- WHAT THE TASK ASKS
Beginning with the line where "Parse this screenshot: output" appears, repeat every remaining line of the entries exactly, the last line included.

Dataset records
* start *
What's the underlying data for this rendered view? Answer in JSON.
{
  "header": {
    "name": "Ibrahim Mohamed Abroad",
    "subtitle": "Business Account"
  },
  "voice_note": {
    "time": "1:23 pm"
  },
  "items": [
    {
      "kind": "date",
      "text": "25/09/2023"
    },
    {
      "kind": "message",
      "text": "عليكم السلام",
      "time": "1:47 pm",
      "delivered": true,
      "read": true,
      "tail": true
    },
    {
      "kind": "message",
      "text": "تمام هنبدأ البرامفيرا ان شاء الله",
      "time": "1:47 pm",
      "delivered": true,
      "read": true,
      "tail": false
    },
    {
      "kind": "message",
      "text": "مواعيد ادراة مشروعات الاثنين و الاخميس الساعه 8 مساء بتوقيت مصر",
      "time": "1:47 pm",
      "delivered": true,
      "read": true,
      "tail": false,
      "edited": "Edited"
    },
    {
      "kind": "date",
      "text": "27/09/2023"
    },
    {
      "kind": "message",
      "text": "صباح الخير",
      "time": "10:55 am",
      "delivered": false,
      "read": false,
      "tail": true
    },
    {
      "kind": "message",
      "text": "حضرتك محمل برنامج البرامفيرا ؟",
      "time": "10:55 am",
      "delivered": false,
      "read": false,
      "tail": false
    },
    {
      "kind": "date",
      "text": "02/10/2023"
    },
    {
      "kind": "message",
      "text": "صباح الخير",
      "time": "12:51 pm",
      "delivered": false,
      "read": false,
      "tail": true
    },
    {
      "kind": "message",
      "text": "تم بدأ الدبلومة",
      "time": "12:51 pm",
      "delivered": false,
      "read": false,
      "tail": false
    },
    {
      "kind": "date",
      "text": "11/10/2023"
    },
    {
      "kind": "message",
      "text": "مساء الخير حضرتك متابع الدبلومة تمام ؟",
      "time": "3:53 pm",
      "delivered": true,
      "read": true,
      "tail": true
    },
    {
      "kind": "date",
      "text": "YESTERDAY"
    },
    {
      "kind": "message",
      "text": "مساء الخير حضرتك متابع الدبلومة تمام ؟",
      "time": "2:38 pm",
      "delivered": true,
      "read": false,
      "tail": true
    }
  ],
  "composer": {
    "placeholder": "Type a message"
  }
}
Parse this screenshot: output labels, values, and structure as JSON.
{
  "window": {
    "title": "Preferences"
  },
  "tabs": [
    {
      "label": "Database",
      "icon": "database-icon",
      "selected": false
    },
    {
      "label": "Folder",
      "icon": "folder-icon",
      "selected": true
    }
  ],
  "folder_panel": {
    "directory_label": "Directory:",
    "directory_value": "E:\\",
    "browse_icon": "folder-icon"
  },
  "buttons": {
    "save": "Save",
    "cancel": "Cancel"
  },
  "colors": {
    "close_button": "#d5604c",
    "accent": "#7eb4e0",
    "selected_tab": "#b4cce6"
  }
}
* end *
- EXPECTED ANSWER
Parse this screenshot: output labels, values, and structure as JSON.
{
  "window": {
    "title": "Preferences"
  },
  "tabs": [
    {
      "label": "Database",
      "icon": "database-icon",
      "selected": false
    },
    {
      "label": "Folder",
      "icon": "folder-icon",
      "selected": true
    }
  ],
  "folder_panel": {
    "directory_label": "Directory:",
    "directory_value": "E:\\",
    "browse_icon": "folder-icon"
  },
  "buttons": {
    "save": "Save",
    "cancel": "Cancel"
  },
  "colors": {
    "close_button": "#d5604c",
    "accent": "#7eb4e0",
    "selected_tab": "#b4cce6"
  }
}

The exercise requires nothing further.